▶ **Listed entries**:
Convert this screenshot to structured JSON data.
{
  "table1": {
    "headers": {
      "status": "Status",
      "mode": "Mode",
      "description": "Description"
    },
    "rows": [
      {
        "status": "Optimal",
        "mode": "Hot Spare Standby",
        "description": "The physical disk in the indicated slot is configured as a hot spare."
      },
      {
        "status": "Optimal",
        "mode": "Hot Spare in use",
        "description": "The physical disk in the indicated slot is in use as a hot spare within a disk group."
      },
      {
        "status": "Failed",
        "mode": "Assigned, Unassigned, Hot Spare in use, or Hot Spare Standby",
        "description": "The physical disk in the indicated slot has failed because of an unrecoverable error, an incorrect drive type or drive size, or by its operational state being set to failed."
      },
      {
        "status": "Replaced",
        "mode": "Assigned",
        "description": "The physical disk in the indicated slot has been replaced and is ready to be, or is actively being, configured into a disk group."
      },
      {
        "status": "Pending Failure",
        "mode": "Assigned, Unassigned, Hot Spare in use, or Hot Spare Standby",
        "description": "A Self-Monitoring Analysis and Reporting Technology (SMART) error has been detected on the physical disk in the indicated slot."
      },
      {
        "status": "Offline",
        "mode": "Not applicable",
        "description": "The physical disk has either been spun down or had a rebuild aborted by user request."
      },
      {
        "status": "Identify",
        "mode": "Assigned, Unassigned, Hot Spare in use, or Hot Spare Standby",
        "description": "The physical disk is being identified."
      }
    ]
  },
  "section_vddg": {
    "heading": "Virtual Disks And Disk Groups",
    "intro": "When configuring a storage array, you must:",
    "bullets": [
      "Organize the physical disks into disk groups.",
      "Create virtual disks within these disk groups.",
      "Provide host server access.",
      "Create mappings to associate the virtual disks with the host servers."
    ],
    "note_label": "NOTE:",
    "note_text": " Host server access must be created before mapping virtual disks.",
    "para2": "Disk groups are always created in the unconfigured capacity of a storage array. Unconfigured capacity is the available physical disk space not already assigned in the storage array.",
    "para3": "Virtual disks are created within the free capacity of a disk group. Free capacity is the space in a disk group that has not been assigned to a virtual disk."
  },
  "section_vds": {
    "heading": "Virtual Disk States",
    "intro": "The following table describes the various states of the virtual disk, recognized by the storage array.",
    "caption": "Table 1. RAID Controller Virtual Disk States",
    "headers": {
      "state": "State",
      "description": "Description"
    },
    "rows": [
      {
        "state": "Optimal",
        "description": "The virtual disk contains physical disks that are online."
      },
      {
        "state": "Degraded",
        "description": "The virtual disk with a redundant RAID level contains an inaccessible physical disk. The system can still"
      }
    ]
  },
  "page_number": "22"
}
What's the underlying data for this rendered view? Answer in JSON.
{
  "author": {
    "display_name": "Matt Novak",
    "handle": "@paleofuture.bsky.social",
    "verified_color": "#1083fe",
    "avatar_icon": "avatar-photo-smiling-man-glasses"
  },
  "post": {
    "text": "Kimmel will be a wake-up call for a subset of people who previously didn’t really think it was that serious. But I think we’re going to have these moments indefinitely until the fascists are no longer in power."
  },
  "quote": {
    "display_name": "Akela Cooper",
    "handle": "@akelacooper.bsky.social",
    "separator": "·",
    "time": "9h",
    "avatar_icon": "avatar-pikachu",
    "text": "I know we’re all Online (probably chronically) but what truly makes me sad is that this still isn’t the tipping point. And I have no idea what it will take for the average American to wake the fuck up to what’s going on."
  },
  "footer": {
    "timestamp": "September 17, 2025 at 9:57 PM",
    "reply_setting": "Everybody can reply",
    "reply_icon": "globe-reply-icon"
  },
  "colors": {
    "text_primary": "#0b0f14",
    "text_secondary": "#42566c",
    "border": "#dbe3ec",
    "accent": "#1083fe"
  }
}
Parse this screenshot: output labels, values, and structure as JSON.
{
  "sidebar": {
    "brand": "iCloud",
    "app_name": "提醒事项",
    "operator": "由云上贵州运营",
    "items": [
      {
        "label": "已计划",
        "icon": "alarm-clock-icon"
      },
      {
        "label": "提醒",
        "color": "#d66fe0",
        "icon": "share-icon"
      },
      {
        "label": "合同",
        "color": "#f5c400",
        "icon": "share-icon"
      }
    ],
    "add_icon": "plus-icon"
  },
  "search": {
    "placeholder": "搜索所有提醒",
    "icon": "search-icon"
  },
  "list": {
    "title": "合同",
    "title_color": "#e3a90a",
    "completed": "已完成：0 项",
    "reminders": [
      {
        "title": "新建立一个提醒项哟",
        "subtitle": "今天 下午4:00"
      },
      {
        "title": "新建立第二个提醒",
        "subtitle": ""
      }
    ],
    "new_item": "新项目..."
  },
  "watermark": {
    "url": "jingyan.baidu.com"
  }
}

▶ **Exercise details**:
All entries shown above should be printed again exactly.

▶ **Result for this exercise**:
Convert this screenshot to structured JSON data.
{
  "table1": {
    "headers": {
      "status": "Status",
      "mode": "Mode",
      "description": "Description"
    },
    "rows": [
      {
        "status": "Optimal",
        "mode": "Hot Spare Standby",
        "description": "The physical disk in the indicated slot is configured as a hot spare."
      },
      {
        "status": "Optimal",
        "mode": "Hot Spare in use",
        "description": "The physical disk in the indicated slot is in use as a hot spare within a disk group."
      },
      {
        "status": "Failed",
        "mode": "Assigned, Unassigned, Hot Spare in use, or Hot Spare Standby",
        "description": "The physical disk in the indicated slot has failed because of an unrecoverable error, an incorrect drive type or drive size, or by its operational state being set to failed."
      },
      {
        "status": "Replaced",
        "mode": "Assigned",
        "description": "The physical disk in the indicated slot has been replaced and is ready to be, or is actively being, configured into a disk group."
      },
      {
        "status": "Pending Failure",
        "mode": "Assigned, Unassigned, Hot Spare in use, or Hot Spare Standby",
        "description": "A Self-Monitoring Analysis and Reporting Technology (SMART) error has been detected on the physical disk in the indicated slot."
      },
      {
        "status": "Offline",
        "mode": "Not applicable",
        "description": "The physical disk has either been spun down or had a rebuild aborted by user request."
      },
      {
        "status": "Identify",
        "mode": "Assigned, Unassigned, Hot Spare in use, or Hot Spare Standby",
        "description": "The physical disk is being identified."
      }
    ]
  },
  "section_vddg": {
    "heading": "Virtual Disks And Disk Groups",
    "intro": "When configuring a storage array, you must:",
    "bullets": [
      "Organize the physical disks into disk groups.",
      "Create virtual disks within these disk groups.",
      "Provide host server access.",
      "Create mappings to associate the virtual disks with the host servers."
    ],
    "note_label": "NOTE:",
    "note_text": " Host server access must be created before mapping virtual disks.",
    "para2": "Disk groups are always created in the unconfigured capacity of a storage array. Unconfigured capacity is the available physical disk space not already assigned in the storage array.",
    "para3": "Virtual disks are created within the free capacity of a disk group. Free capacity is the space in a disk group that has not been assigned to a virtual disk."
  },
  "section_vds": {
    "heading": "Virtual Disk States",
    "intro": "The following table describes the various states of the virtual disk, recognized by the storage array.",
    "caption": "Table 1. RAID Controller Virtual Disk States",
    "headers": {
      "state": "State",
      "description": "Description"
    },
    "rows": [
      {
        "state": "Optimal",
        "description": "The virtual disk contains physical disks that are online."
      },
      {
        "state": "Degraded",
        "description": "The virtual disk with a redundant RAID level contains an inaccessible physical disk. The system can still"
      }
    ]
  },
  "page_number": "22"
}
What's the underlying data for this rendered view? Answer in JSON.
{
  "author": {
    "display_name": "Matt Novak",
    "handle": "@paleofuture.bsky.social",
    "verified_color": "#1083fe",
    "avatar_icon": "avatar-photo-smiling-man-glasses"
  },
  "post": {
    "text": "Kimmel will be a wake-up call for a subset of people who previously didn’t really think it was that serious. But I think we’re going to have these moments indefinitely until the fascists are no longer in power."
  },
  "quote": {
    "display_name": "Akela Cooper",
    "handle": "@akelacooper.bsky.social",
    "separator": "·",
    "time": "9h",
    "avatar_icon": "avatar-pikachu",
    "text": "I know we’re all Online (probably chronically) but what truly makes me sad is that this still isn’t the tipping point. And I have no idea what it will take for the average American to wake the fuck up to what’s going on."
  },
  "footer": {
    "timestamp": "September 17, 2025 at 9:57 PM",
    "reply_setting": "Everybody can reply",
    "reply_icon": "globe-reply-icon"
  },
  "colors": {
    "text_primary": "#0b0f14",
    "text_secondary": "#42566c",
    "border": "#dbe3ec",
    "accent": "#1083fe"
  }
}
Parse this screenshot: output labels, values, and structure as JSON.
{
  "sidebar": {
    "brand": "iCloud",
    "app_name": "提醒事项",
    "operator": "由云上贵州运营",
    "items": [
      {
        "label": "已计划",
        "icon": "alarm-clock-icon"
      },
      {
        "label": "提醒",
        "color": "#d66fe0",
        "icon": "share-icon"
      },
      {
        "label": "合同",
        "color": "#f5c400",
        "icon": "share-icon"
      }
    ],
    "add_icon": "plus-icon"
  },
  "search": {
    "placeholder": "搜索所有提醒",
    "icon": "search-icon"
  },
  "list": {
    "title": "合同",
    "title_color": "#e3a90a",
    "completed": "已完成：0 项",
    "reminders": [
      {
        "title": "新建立一个提醒项哟",
        "subtitle": "今天 下午4:00"
      },
      {
        "title": "新建立第二个提醒",
        "subtitle": ""
      }
    ],
    "new_item": "新项目..."
  },
  "watermark": {
    "url": "jingyan.baidu.com"
  }
}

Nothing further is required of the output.